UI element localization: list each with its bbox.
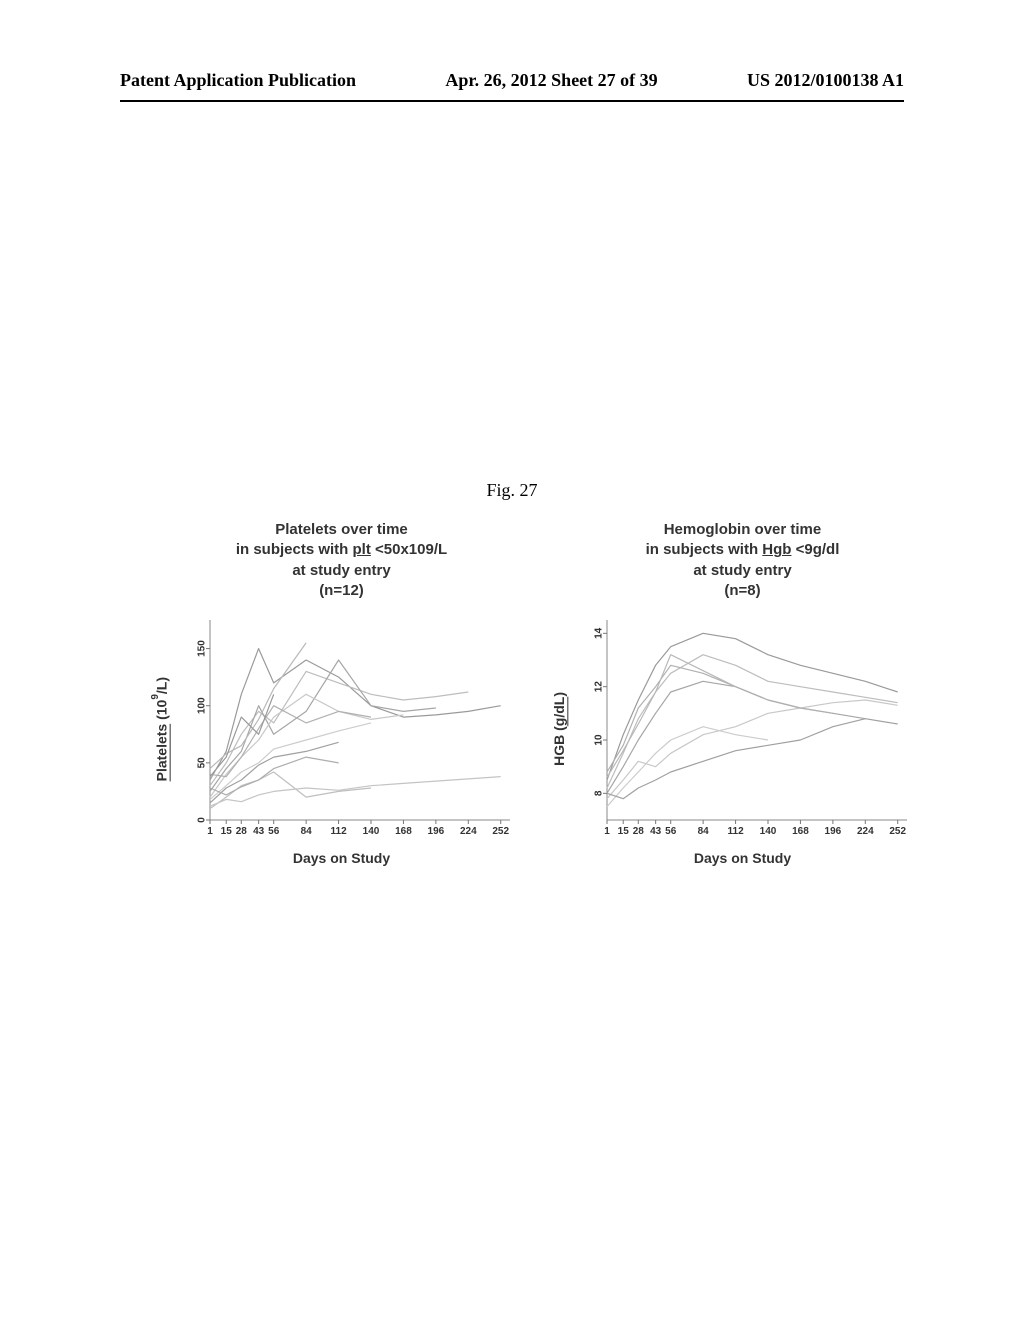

───

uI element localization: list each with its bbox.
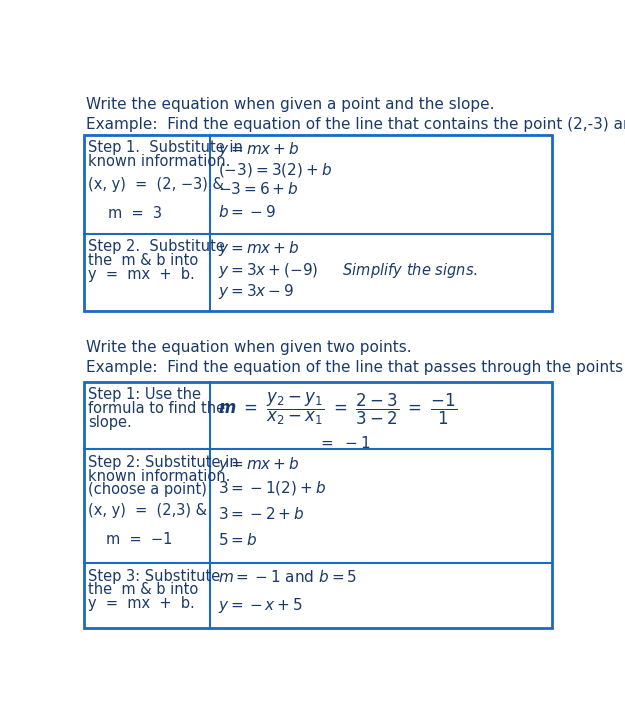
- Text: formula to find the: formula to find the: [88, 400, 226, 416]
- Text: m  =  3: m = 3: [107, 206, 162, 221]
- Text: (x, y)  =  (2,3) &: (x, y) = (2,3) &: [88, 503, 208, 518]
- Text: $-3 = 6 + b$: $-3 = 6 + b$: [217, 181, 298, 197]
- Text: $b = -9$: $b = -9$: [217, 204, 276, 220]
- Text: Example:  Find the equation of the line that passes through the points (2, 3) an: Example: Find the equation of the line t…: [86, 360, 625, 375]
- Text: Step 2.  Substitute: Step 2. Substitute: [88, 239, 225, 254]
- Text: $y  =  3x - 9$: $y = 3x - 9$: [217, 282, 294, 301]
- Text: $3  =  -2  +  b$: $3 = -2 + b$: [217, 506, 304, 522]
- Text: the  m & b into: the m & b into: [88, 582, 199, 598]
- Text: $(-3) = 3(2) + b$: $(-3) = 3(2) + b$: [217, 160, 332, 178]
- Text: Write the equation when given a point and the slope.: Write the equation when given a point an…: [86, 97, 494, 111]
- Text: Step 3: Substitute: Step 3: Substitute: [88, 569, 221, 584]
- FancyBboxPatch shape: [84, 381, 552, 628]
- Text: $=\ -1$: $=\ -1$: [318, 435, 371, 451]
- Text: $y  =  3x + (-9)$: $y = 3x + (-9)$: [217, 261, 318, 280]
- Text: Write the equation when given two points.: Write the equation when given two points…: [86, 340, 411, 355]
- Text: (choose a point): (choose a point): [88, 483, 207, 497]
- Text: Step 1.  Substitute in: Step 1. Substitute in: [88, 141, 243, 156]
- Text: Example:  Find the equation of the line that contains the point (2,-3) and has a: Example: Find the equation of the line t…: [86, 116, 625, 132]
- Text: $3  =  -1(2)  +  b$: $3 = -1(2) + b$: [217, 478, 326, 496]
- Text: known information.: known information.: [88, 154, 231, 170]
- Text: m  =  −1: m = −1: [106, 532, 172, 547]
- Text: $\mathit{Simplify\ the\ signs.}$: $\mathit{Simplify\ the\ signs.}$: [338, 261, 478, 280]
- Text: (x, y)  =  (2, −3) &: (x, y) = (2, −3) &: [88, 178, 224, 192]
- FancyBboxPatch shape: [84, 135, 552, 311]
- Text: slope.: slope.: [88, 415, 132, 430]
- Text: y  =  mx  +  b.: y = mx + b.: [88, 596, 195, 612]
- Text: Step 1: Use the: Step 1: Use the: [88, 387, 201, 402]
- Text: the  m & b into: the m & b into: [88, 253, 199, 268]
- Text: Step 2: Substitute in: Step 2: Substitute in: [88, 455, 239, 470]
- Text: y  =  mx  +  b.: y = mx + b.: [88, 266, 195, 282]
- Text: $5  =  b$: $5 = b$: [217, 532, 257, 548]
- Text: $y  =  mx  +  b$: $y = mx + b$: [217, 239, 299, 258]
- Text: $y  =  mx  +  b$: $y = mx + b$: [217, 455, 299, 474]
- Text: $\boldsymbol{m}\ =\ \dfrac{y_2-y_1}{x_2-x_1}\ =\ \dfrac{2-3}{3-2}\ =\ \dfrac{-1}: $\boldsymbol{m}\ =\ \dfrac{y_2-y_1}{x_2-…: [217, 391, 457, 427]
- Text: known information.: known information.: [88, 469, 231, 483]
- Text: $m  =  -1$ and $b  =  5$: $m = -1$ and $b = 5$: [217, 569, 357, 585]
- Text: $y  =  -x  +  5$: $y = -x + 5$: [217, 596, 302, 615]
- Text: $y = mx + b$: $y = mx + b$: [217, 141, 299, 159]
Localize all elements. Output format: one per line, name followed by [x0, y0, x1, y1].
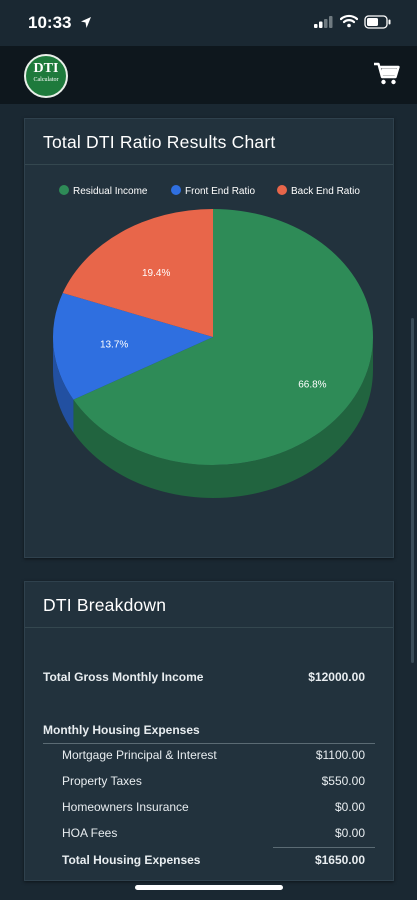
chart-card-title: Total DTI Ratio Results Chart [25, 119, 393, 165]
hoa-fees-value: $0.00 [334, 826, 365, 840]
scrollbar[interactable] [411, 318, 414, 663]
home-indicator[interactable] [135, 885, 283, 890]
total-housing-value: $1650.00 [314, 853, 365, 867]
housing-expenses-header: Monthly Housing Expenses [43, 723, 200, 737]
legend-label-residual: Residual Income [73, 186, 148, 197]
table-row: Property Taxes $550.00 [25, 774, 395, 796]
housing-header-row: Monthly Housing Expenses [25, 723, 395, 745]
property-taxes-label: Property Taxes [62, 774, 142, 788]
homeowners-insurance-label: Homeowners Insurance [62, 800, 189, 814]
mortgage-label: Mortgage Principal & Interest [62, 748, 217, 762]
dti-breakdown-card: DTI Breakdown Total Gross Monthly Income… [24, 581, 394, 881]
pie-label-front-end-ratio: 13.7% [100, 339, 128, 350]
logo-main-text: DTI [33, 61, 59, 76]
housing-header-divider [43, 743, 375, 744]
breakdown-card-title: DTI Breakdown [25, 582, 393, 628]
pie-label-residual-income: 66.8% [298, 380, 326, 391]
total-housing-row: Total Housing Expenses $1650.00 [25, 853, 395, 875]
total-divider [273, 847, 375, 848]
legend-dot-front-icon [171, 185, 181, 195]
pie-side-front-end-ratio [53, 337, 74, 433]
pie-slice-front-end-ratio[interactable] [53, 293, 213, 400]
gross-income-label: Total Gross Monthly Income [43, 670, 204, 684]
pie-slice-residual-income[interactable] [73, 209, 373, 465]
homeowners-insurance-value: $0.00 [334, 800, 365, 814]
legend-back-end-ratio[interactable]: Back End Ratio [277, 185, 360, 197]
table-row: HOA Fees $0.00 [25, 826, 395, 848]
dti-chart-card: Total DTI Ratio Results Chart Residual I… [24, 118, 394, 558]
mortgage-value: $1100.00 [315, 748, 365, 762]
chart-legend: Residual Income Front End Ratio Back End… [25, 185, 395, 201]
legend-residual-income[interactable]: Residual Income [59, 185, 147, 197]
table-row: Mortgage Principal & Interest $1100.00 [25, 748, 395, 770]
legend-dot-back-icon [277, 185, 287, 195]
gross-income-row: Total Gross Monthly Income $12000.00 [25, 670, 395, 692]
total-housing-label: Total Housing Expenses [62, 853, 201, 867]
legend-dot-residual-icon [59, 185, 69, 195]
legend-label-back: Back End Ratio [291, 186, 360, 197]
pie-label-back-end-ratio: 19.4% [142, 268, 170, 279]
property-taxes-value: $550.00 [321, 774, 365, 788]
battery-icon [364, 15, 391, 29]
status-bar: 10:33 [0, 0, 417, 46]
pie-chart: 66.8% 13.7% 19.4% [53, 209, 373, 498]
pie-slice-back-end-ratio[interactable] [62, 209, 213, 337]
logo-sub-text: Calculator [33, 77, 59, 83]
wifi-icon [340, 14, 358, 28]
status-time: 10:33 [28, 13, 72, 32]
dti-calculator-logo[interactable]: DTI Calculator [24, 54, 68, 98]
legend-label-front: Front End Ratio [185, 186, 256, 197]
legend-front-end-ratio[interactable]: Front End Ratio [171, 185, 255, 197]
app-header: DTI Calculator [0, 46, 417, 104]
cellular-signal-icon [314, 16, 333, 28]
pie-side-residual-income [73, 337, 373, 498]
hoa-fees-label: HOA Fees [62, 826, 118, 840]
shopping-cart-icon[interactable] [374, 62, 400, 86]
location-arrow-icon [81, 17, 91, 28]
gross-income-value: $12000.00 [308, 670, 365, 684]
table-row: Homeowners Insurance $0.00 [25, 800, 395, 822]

───

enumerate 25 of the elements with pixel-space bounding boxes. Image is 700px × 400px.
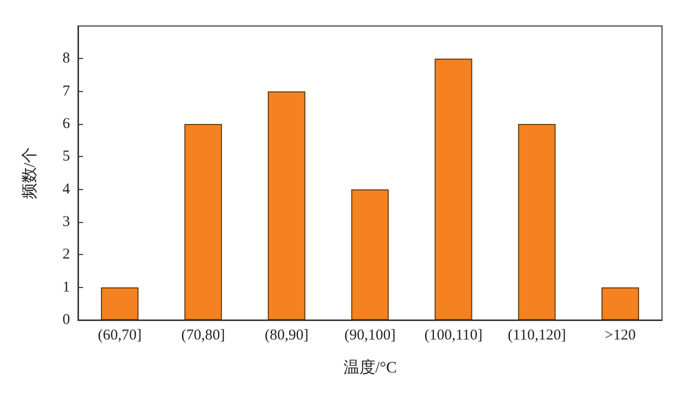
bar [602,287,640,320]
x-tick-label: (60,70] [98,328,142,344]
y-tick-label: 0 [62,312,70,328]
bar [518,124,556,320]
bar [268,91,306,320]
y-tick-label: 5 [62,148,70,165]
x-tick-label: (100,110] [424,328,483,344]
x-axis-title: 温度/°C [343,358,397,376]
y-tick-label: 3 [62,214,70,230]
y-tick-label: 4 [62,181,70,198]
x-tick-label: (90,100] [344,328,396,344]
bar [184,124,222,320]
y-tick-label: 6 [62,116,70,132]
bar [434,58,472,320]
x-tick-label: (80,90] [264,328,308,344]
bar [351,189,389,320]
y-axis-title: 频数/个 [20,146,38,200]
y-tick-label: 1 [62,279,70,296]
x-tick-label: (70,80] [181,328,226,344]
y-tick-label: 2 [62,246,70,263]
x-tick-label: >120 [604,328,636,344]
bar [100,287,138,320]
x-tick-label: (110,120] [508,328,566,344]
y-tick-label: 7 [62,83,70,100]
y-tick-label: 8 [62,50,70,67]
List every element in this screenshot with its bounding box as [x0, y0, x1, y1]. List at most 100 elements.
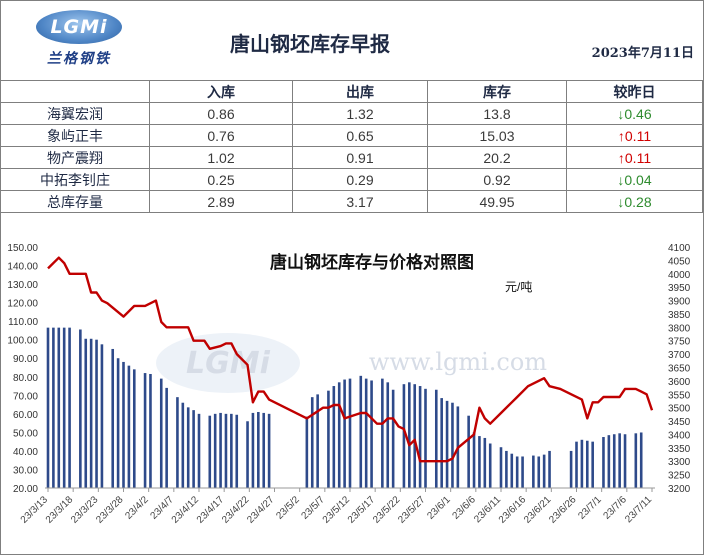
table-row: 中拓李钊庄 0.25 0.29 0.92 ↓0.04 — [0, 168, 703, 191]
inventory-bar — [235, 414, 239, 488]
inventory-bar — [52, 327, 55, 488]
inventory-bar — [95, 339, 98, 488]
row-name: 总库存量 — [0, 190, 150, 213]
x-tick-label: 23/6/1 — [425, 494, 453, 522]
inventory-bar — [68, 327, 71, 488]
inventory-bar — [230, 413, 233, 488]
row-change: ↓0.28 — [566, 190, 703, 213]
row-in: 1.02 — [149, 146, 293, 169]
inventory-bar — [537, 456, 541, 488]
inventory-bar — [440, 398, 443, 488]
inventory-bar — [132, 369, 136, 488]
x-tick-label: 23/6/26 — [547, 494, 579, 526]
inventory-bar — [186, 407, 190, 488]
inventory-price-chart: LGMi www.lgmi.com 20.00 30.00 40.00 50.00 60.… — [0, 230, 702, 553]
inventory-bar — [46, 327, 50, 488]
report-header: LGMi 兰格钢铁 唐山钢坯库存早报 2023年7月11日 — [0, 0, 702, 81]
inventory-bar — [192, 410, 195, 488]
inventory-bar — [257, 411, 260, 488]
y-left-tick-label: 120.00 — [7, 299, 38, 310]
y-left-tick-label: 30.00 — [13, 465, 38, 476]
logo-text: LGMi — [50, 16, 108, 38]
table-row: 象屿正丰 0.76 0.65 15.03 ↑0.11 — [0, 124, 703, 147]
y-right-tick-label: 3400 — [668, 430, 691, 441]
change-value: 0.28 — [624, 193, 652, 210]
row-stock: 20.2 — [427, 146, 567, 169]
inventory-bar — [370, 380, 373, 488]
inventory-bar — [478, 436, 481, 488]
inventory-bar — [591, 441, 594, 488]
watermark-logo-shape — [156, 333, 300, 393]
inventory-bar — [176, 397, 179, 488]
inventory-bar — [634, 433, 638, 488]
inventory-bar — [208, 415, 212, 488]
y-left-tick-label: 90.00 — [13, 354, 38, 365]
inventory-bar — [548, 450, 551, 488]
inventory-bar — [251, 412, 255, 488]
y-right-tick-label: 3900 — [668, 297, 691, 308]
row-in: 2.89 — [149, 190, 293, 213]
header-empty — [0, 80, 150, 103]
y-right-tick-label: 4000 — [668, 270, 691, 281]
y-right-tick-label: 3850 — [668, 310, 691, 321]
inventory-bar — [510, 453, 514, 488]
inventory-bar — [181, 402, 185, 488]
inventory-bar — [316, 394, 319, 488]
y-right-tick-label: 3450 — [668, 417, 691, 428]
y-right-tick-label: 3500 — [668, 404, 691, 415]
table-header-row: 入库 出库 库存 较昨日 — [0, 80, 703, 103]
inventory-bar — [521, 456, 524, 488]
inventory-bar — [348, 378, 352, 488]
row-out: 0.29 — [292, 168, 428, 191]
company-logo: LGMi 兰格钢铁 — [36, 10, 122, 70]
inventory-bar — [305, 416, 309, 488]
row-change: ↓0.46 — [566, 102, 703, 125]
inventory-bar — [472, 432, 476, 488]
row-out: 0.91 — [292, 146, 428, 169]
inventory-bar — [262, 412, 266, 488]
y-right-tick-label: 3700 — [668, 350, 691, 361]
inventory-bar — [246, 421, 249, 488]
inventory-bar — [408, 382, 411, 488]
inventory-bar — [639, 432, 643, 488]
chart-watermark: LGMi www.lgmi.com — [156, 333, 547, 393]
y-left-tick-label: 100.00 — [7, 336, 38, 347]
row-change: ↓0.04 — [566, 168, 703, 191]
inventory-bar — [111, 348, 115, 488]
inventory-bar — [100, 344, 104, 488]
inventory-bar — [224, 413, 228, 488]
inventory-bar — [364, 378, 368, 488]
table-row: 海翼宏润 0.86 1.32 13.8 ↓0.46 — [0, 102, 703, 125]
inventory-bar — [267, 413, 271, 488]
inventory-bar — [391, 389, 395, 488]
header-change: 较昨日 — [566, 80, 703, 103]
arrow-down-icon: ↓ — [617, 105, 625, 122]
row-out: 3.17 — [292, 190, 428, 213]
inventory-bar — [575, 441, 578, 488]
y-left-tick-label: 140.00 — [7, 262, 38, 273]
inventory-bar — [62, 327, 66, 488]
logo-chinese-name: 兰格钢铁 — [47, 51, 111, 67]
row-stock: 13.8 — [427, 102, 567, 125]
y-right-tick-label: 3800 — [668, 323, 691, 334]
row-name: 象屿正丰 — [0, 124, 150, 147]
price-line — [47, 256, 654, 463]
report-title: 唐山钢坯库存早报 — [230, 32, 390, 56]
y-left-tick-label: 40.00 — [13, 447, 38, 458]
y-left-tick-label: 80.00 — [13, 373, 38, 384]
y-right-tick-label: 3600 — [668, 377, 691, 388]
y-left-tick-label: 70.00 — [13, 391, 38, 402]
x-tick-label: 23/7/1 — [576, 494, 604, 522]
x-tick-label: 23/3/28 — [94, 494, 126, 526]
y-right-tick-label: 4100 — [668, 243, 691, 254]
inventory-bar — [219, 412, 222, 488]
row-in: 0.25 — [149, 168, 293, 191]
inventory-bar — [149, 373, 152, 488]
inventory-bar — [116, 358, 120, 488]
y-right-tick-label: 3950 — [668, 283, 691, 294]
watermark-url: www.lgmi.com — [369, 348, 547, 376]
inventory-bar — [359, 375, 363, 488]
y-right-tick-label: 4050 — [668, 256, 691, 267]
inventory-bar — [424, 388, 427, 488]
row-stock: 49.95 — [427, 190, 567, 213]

───

[Directions] Pick out each line in the data above that contains the string "status", treating uppercase and lowercase as different, and copy those lines.

[Response to this task]
status-bar: 10:33 [0, 0, 417, 46]
status-time: 10:33 [28, 13, 72, 32]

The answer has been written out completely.